• Objective
Put the lines below, from the one containing "Segment this screenshot: for" through the one containing "legend-label: 徐工汽车 [349,467,410,484]", into a JSON list of strings with one string per line, skipping blank lines and leaving out the picture.

═════ Records provided ═════

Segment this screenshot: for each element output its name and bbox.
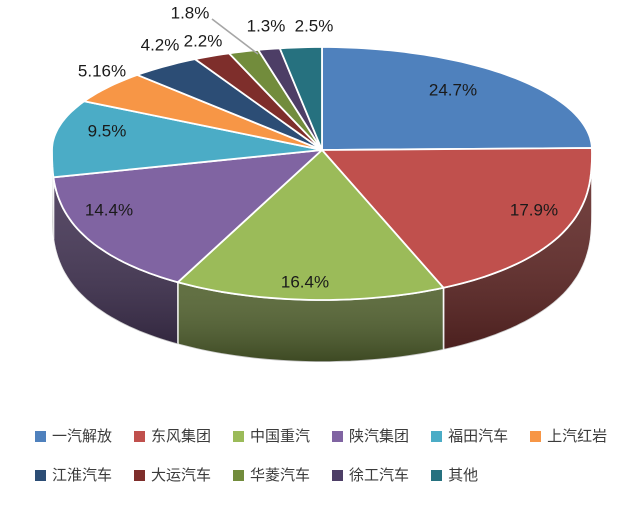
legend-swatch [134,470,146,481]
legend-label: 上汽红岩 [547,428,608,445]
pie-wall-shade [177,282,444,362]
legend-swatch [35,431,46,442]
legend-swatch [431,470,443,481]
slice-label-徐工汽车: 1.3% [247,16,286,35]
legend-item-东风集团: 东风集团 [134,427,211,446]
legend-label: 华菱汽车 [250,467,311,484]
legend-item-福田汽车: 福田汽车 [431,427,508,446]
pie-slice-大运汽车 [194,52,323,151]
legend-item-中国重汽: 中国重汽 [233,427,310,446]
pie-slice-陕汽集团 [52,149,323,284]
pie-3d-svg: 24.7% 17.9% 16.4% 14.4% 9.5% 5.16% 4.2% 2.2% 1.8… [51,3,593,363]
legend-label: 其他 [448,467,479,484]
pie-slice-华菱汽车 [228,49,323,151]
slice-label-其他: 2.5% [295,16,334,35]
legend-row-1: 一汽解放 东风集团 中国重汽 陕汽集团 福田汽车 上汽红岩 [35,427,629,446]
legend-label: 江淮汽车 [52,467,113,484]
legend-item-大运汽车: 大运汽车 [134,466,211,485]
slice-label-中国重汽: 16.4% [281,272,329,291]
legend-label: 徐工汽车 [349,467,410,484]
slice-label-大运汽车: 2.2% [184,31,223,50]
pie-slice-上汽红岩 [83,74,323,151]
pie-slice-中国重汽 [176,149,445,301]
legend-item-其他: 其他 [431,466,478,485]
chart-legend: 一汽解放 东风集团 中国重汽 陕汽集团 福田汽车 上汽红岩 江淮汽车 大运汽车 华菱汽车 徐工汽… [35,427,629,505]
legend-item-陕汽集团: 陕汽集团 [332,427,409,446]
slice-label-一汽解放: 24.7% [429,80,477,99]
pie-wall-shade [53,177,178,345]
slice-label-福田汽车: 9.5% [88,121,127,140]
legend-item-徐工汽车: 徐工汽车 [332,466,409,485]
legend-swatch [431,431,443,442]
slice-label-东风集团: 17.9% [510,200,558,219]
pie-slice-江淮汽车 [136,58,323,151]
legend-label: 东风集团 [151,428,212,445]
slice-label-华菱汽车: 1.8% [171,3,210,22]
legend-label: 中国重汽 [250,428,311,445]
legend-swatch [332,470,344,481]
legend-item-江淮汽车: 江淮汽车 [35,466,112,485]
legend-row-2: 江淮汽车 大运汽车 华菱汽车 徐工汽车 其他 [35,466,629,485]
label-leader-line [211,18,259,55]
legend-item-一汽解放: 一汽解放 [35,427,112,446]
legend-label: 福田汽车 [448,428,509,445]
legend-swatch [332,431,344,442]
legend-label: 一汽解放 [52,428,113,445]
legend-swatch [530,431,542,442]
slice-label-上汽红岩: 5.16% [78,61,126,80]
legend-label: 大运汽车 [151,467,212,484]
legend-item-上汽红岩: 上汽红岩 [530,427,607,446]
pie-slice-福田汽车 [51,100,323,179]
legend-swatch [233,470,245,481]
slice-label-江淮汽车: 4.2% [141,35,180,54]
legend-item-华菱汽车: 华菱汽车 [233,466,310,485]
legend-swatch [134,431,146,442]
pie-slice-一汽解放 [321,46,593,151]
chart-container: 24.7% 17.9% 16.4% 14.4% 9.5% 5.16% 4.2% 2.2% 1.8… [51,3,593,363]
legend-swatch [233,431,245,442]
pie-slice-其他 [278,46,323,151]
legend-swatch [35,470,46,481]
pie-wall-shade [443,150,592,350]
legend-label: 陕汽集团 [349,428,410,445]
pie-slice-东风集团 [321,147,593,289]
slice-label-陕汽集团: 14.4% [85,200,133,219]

═════
═════ Records provided ═════

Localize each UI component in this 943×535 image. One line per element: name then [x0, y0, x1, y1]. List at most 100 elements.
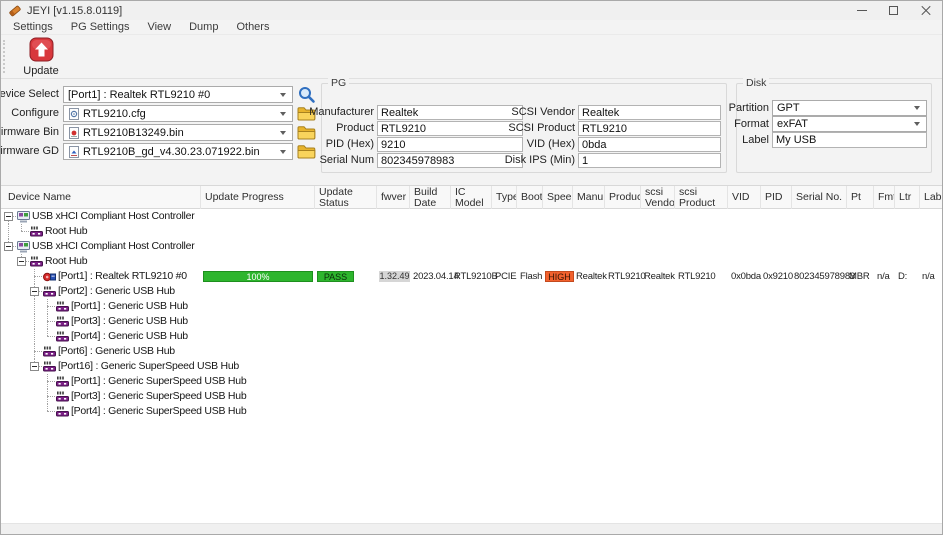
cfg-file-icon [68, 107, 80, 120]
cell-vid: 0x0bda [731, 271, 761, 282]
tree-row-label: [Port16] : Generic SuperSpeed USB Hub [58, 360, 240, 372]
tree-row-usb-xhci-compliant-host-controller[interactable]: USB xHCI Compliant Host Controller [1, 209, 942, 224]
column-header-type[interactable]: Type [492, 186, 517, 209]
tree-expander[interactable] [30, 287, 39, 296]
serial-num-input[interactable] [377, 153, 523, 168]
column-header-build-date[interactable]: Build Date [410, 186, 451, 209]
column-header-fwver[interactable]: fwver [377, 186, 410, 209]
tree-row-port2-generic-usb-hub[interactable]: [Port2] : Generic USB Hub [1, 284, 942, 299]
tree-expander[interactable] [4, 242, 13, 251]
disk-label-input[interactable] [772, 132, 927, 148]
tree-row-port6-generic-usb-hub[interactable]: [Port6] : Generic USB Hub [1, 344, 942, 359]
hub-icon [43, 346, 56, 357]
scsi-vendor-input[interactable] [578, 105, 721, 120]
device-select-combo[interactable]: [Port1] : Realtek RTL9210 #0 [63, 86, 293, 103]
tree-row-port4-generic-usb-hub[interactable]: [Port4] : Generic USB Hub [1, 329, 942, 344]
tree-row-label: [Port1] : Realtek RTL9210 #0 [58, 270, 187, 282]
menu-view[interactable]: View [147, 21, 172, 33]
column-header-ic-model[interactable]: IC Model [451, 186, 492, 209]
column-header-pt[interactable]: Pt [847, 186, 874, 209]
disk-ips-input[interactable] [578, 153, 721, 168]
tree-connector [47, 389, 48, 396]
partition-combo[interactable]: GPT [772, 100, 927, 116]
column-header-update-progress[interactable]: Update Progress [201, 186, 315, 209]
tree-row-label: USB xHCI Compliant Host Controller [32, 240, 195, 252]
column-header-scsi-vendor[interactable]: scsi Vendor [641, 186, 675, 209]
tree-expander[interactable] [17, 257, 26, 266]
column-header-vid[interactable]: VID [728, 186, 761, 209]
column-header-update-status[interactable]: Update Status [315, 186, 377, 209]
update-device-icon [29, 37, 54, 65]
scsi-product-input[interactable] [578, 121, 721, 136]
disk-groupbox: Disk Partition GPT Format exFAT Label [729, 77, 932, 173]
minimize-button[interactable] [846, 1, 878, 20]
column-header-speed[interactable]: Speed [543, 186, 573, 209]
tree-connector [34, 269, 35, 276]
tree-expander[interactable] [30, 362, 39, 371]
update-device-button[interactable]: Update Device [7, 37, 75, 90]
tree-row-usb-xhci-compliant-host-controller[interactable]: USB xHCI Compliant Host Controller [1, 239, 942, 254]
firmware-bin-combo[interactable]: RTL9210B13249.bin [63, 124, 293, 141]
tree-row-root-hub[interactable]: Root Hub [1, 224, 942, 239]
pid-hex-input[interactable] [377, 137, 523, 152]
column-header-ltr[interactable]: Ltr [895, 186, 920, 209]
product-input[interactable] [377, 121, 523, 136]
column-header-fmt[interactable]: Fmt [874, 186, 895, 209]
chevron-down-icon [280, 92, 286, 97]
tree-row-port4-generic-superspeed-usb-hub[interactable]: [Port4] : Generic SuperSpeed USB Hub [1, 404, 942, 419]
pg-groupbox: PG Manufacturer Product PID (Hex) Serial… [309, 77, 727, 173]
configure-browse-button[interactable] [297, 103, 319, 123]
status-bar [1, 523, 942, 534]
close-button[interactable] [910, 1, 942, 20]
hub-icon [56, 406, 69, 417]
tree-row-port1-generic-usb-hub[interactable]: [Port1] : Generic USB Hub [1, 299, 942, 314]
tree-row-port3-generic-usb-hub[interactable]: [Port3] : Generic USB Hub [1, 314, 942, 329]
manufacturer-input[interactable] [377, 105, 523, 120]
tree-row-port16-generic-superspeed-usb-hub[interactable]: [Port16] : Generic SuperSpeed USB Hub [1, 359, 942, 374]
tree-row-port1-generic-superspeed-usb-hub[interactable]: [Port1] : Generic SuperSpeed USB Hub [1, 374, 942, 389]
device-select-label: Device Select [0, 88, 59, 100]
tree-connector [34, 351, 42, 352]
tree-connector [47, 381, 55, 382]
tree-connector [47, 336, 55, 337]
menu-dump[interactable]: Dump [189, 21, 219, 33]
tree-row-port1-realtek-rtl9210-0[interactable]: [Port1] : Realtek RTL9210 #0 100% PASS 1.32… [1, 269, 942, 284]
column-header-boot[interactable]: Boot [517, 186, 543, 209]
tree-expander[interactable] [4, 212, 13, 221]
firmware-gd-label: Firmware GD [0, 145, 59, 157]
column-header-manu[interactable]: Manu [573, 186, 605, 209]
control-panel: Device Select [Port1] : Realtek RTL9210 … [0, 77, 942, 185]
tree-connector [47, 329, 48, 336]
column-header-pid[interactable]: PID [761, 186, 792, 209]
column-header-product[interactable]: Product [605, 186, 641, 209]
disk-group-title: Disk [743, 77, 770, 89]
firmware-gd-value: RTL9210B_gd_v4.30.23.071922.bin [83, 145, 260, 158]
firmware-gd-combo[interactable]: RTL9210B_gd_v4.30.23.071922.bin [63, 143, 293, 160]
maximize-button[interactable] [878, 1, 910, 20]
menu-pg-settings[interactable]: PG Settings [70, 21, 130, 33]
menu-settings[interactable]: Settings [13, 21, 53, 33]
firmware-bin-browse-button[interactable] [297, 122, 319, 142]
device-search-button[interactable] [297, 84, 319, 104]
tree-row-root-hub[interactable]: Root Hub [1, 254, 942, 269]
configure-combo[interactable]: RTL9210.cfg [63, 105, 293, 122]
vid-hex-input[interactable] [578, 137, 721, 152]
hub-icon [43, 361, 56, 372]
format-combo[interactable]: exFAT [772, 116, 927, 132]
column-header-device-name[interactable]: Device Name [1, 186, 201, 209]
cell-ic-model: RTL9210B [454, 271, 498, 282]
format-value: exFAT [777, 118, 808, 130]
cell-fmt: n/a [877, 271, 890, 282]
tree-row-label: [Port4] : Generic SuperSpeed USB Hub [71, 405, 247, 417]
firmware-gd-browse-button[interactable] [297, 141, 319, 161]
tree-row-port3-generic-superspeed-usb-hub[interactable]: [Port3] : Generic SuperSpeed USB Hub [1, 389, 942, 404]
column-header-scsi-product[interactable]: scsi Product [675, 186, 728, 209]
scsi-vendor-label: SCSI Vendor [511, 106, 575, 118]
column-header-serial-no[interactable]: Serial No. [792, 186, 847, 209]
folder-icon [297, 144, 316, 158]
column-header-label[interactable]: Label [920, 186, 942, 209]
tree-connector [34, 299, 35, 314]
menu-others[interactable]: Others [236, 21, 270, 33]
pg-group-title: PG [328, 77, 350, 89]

═════
═════ Records provided ═════

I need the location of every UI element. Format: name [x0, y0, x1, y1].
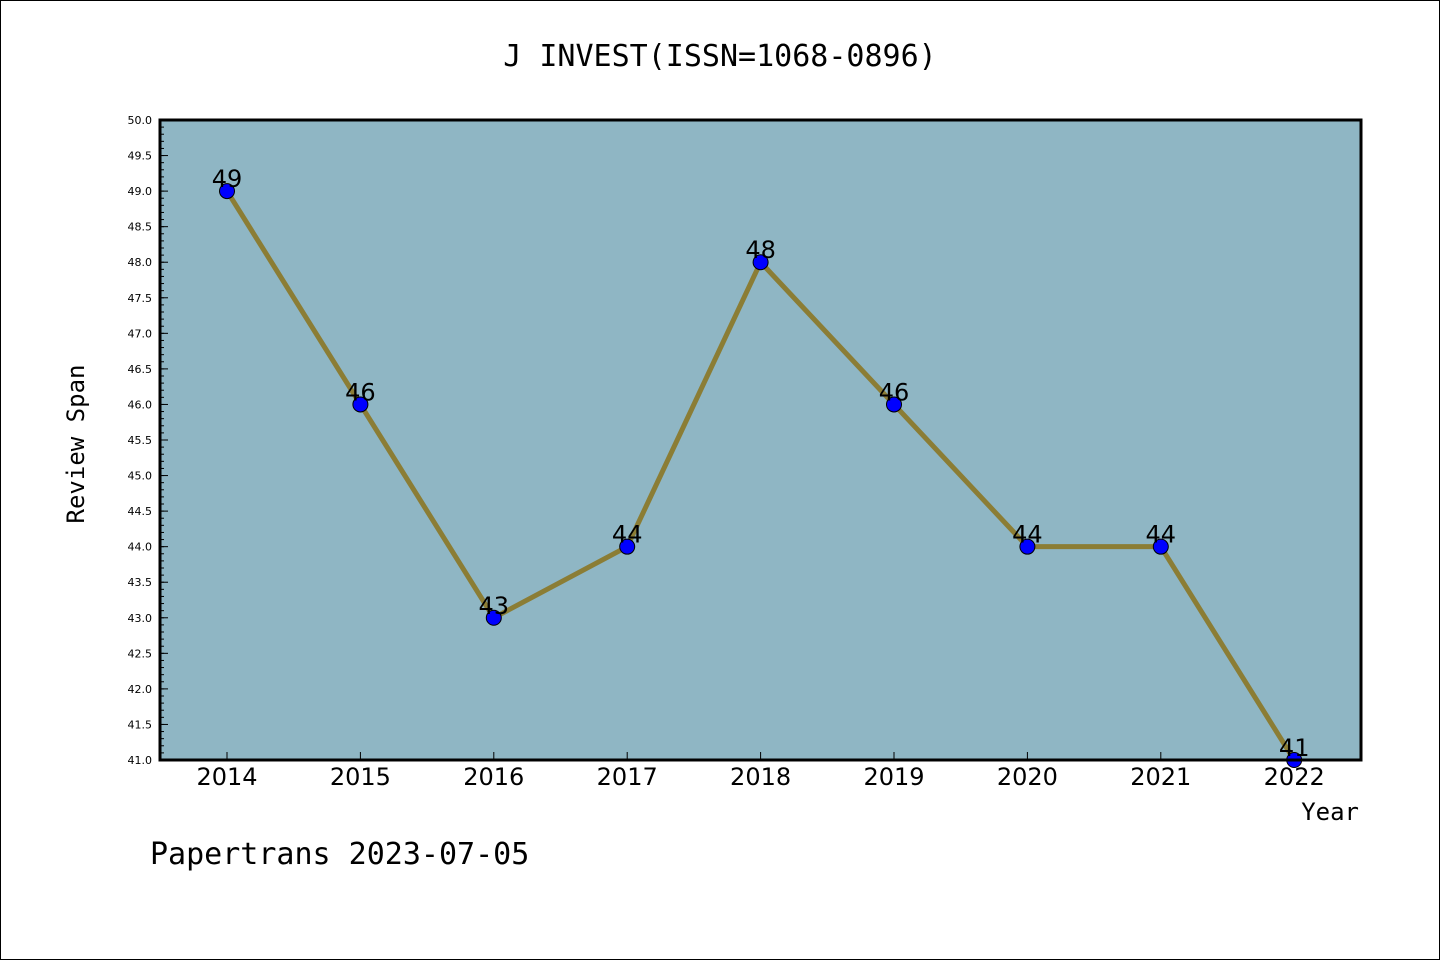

═════

• Correct output
[
  "Segment this screenshot: for each element output its name and bbox.",
  "legend-swatch [134,470,146,481]",
  "legend-label: 上汽红岩 [547,428,608,445]",
  "pie-wall-shade [177,282,444,362]",
  "legend-swatch [35,431,46,442]",
  "legend-swatch [431,470,443,481]",
  "slice-label-徐工汽车: 1.3% [247,16,286,35]",
  "legend-item-东风集团: 东风集团 [134,427,211,446]",
  "legend-label: 华菱汽车 [250,467,311,484]",
  "legend-item-福田汽车: 福田汽车 [431,427,508,446]",
  "pie-slice-大运汽车 [194,52,323,151]",
  "legend-item-中国重汽: 中国重汽 [233,427,310,446]",
  "pie-slice-陕汽集团 [52,149,323,284]",
  "pie-3d-svg: 24.7% 17.9% 16.4% 14.4% 9.5% 5.16% 4.2% 2.2% 1.8… [51,3,593,363]",
  "legend-label: 其他 [448,467,479,484]",
  "pie-slice-华菱汽车 [228,49,323,151]",
  "slice-label-其他: 2.5% [295,16,334,35]",
  "legend-row-1: 一汽解放 东风集团 中国重汽 陕汽集团 福田汽车 上汽红岩 [35,427,629,446]",
  "legend-label: 江淮汽车 [52,467,113,484]",
  "legend-item-大运汽车: 大运汽车 [134,466,211,485]",
  "slice-label-中国重汽: 16.4% [281,272,329,291]",
  "legend-label: 徐工汽车 [349,467,410,484]"
]